*EXERCISE DETAILS*: Separate out the lines that hold "Create".

[Saved entries]
====
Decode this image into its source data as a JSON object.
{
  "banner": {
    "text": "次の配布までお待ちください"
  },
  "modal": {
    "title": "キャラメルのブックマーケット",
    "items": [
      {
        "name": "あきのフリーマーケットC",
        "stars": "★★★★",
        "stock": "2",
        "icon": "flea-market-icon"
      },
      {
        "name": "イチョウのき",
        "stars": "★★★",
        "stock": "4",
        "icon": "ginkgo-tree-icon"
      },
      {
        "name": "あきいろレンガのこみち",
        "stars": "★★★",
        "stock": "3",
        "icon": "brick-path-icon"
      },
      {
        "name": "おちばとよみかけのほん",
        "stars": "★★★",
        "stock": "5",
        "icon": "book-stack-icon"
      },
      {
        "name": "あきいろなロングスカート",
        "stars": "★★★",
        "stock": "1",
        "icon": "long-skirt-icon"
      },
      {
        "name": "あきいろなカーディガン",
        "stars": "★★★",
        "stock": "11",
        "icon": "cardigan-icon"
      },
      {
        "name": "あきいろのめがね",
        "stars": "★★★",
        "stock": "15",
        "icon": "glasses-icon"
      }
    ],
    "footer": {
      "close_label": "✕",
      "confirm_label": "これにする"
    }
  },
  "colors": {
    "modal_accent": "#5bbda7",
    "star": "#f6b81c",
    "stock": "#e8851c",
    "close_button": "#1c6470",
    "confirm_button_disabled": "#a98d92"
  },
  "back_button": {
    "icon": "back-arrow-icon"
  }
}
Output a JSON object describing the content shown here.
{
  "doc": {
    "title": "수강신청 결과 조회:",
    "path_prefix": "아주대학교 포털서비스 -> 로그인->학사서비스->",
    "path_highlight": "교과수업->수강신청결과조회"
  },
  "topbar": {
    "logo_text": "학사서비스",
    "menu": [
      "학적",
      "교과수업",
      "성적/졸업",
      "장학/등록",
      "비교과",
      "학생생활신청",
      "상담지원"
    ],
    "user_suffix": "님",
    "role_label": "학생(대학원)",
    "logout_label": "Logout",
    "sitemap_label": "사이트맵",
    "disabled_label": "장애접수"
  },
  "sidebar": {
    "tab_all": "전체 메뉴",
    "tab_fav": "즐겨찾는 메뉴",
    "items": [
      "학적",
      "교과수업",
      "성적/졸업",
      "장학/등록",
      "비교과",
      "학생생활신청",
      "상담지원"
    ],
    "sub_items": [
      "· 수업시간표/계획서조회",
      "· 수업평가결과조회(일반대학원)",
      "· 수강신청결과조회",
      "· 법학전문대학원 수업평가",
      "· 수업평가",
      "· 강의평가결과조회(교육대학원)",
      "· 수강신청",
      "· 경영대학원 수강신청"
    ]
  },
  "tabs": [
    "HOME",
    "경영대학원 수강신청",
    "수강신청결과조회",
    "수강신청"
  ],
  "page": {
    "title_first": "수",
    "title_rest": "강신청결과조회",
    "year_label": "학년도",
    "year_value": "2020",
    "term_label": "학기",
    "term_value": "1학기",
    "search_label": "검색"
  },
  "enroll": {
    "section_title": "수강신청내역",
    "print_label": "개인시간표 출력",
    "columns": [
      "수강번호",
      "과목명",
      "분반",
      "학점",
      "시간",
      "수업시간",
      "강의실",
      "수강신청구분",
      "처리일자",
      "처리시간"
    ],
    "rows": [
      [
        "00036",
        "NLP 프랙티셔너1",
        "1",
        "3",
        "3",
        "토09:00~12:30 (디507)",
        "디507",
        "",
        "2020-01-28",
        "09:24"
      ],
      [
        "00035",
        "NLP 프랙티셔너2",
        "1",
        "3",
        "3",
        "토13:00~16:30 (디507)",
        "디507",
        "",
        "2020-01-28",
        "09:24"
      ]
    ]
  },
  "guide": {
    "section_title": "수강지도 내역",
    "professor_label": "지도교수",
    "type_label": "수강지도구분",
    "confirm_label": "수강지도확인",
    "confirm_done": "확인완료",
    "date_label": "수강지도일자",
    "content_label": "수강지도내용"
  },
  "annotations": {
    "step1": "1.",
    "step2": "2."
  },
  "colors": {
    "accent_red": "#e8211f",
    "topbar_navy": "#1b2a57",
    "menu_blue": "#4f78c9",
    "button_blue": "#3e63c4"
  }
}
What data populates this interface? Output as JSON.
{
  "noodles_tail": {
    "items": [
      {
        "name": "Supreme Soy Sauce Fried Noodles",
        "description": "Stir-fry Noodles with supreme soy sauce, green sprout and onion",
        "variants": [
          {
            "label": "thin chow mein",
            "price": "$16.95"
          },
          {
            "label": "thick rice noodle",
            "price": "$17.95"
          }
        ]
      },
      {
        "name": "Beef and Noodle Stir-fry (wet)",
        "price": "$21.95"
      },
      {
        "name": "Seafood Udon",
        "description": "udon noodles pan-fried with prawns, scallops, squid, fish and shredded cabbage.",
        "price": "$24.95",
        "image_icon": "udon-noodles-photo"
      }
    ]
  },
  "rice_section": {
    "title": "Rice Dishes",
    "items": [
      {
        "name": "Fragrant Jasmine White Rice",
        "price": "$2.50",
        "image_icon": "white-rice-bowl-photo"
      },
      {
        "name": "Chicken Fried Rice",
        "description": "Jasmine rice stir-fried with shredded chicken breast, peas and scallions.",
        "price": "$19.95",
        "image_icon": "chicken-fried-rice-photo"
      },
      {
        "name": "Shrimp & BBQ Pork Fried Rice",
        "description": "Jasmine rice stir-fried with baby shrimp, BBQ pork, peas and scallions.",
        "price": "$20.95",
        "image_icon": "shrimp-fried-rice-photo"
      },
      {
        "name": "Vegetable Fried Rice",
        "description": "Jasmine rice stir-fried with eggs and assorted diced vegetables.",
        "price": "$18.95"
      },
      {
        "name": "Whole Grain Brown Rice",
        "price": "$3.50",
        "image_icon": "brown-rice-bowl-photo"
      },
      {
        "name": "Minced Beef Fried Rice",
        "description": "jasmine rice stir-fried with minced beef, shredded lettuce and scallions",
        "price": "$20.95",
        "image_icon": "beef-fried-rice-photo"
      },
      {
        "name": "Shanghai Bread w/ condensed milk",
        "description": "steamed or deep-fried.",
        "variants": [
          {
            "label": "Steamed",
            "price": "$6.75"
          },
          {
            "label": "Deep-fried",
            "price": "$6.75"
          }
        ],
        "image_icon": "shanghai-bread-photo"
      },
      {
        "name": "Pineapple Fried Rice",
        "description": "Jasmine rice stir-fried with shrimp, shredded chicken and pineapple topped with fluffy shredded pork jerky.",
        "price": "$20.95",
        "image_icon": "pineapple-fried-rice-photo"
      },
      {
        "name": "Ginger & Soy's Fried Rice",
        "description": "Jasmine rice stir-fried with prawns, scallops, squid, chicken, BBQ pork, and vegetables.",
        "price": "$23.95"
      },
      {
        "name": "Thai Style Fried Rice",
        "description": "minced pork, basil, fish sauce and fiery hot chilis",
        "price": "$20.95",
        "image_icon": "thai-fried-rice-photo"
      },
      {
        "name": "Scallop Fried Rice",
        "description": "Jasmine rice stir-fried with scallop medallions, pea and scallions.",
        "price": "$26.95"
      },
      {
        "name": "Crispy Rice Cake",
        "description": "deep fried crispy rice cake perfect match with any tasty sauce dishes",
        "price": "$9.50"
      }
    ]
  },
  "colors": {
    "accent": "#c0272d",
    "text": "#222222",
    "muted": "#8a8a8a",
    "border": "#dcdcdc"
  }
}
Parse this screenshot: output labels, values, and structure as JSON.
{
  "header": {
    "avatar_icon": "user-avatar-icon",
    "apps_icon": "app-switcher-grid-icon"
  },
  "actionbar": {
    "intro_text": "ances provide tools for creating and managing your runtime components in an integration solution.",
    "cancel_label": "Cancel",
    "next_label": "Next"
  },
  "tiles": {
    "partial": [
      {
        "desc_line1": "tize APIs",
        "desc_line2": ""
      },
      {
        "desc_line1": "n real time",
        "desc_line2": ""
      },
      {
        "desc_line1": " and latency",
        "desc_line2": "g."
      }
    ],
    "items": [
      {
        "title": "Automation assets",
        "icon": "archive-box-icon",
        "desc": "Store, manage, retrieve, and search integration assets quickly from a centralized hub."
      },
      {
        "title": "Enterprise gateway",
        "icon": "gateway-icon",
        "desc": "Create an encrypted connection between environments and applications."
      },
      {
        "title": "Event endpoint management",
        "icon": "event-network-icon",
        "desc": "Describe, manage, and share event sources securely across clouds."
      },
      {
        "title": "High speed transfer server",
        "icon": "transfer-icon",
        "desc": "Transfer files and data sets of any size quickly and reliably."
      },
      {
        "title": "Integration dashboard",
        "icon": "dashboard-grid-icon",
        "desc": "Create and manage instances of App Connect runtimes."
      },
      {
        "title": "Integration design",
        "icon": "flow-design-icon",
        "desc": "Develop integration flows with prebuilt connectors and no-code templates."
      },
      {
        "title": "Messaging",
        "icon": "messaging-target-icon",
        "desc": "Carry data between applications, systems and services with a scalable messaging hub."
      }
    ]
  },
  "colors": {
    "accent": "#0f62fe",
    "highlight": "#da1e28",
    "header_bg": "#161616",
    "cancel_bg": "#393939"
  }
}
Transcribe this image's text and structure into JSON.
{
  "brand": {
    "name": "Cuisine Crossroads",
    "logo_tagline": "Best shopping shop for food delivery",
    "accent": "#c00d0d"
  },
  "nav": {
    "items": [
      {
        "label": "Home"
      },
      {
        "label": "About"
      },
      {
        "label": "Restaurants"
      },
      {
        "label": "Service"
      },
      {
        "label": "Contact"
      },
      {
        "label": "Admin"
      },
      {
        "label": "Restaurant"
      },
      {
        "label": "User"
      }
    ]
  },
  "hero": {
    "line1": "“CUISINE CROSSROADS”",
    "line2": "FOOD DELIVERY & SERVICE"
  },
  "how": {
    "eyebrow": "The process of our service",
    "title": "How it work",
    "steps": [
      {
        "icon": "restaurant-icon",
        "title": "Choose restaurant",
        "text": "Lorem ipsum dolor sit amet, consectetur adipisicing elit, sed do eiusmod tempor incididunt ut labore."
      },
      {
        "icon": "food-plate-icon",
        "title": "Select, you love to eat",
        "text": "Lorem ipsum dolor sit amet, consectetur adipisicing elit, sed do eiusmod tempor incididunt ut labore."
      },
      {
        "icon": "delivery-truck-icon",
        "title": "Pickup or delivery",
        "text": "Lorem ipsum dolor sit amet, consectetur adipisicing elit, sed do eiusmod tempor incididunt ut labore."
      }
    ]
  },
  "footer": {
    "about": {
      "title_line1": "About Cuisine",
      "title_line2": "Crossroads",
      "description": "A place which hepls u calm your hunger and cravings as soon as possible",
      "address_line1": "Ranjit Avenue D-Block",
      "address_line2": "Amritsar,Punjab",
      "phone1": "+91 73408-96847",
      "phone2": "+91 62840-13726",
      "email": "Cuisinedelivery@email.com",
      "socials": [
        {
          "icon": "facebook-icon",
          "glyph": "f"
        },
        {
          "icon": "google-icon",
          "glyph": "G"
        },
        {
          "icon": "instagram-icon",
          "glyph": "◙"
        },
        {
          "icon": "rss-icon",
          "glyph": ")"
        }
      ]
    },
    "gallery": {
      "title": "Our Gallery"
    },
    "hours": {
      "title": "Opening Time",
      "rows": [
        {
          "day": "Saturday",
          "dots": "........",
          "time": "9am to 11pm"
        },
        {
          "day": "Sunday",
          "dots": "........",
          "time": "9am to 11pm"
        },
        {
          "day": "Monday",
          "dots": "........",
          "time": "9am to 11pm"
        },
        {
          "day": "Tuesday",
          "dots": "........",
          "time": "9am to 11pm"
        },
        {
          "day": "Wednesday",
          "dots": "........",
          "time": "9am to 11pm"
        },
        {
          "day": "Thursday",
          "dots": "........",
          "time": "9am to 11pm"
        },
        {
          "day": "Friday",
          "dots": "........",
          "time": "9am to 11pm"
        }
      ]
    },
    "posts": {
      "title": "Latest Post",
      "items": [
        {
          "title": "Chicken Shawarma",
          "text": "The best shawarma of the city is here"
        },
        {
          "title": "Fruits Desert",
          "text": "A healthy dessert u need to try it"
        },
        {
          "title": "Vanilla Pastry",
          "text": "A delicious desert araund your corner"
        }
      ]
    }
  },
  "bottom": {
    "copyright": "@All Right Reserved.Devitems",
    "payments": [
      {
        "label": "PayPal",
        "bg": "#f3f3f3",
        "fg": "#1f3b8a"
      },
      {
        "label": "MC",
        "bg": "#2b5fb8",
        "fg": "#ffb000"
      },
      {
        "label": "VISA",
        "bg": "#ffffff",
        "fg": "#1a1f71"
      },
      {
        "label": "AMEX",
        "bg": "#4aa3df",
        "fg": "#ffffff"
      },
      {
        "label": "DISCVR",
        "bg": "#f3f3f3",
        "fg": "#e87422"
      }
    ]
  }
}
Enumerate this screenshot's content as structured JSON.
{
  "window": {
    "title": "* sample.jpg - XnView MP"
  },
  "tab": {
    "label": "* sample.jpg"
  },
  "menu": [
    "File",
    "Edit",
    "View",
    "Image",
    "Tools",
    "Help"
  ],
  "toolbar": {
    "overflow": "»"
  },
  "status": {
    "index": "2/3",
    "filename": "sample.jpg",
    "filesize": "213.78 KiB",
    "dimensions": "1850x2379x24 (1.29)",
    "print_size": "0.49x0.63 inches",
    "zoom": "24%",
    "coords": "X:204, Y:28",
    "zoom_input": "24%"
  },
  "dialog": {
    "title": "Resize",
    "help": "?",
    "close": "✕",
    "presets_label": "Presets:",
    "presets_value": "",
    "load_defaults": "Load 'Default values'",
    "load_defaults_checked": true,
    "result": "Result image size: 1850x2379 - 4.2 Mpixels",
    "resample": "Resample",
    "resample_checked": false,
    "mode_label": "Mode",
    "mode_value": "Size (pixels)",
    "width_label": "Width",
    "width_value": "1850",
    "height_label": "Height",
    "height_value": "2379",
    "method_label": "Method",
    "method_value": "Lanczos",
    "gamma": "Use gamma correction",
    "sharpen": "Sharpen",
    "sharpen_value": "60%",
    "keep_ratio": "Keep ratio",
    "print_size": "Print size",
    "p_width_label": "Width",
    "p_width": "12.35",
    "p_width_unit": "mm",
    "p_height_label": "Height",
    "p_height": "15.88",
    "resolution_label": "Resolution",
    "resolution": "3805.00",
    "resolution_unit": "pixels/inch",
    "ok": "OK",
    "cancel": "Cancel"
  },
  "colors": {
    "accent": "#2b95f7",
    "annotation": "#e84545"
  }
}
====
*WRITTEN ANSWER*:
        "desc": "Create an encrypted connection between environments and applications."
        "desc": "Create and manage instances of App Connect runtimes."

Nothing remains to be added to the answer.